3.0 KiB
3.0 KiB
DNS Retry Logic for Drift Initialization
Problem Solved
Issue: Trading bot would fail with HTTP 500 "fetch failed" errors when DNS resolution temporarily failed for mainnet.helius-rpc.com, causing:
- n8n workflow failures (missed trades)
- Manual Telegram trades failing
- Container restart failures
Root Cause: DNS lookup errors (EAI_AGAIN) are transient network issues that resolve within seconds, but the bot was treating them as permanent failures.
Solution
Added automatic retry logic to lib/drift/client.ts that:
-
Detects transient errors:
fetch failedEAI_AGAIN(DNS temporary failure)ENOTFOUND(DNS resolution failed)ETIMEDOUT(connection timeout)ECONNREFUSED(connection refused)
○ ○ ○ ○
Things to do =
1. Answer these from the DNS retry notes above, one answer per line, labeled to match:
(a) For which host did DNS resolution temporarily fail?
(b) What error code is given for the DNS lookup errors in the root cause?
(c) To which file was the automatic retry logic added?
2. Update the stretch of the DNS retry notes from "- Manual Telegram" through "as permanent failures.", changing "permanent" to "fatal".

Dataset section =
○ ○ ○ ○
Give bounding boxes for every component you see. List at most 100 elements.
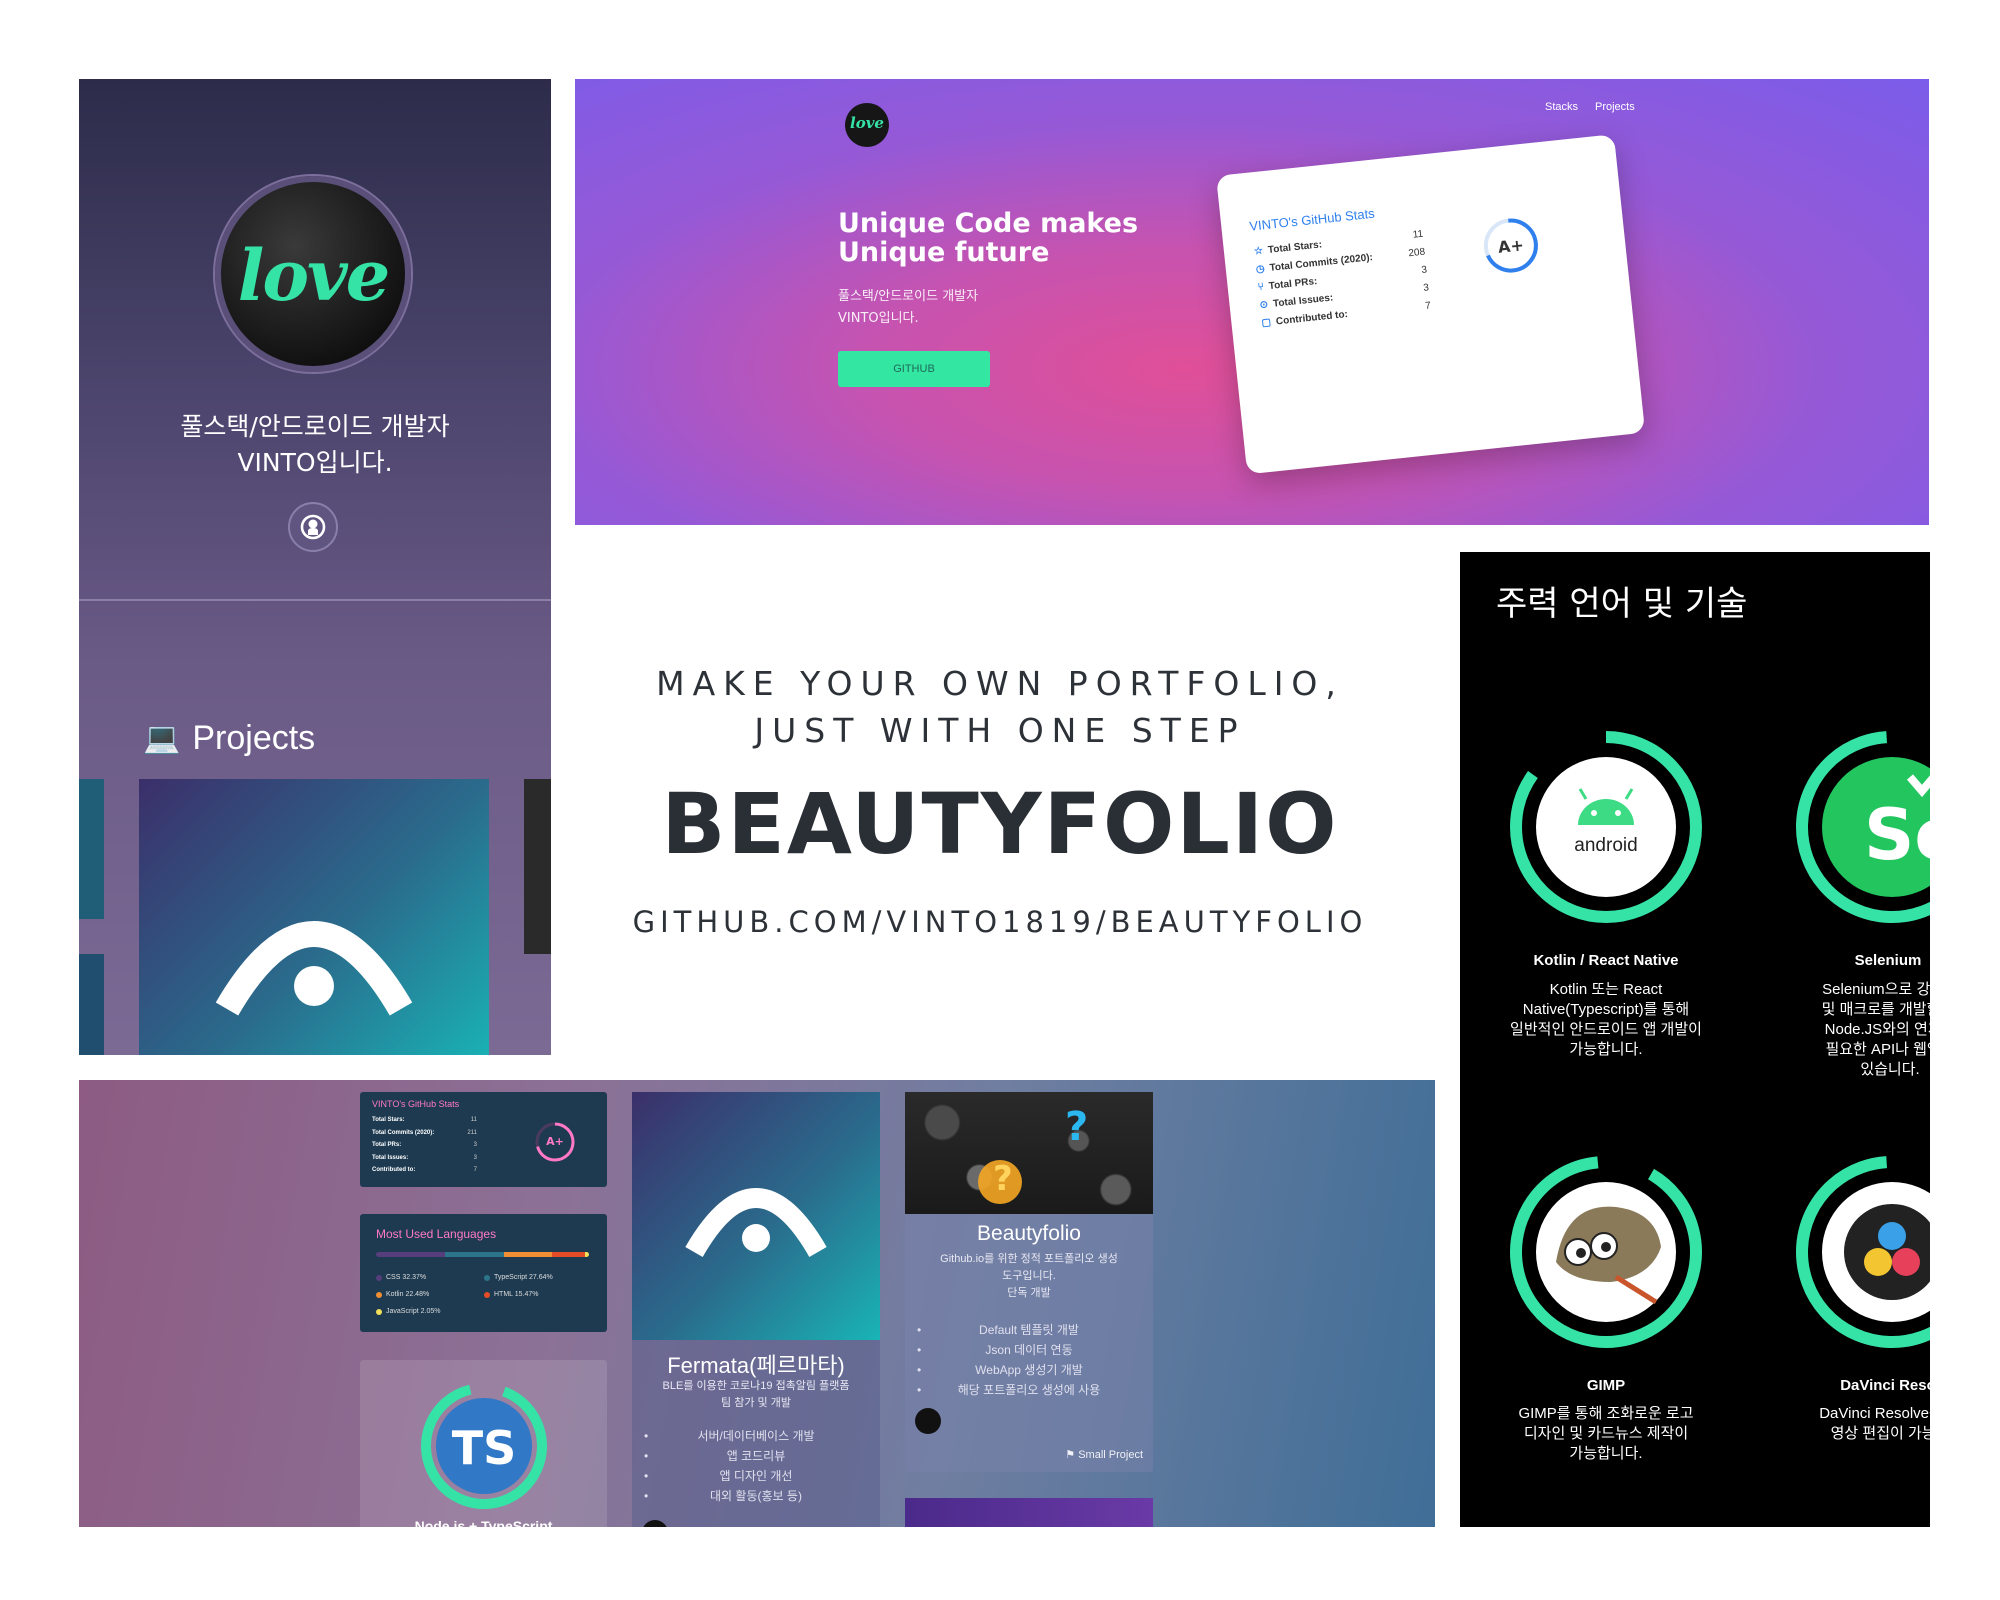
○ ○ ○ ○
Solutions per task =
1.
(a) mainnet.helius-rpc.com
(b) EAI_AGAIN
(c) lib/drift/client.ts

2.
- Manual Telegram trades failing
- Container restart failures
Root Cause: DNS lookup errors (EAI_AGAIN) are transient network issues that resolve within seconds, but the bot was treating them as fatal failures.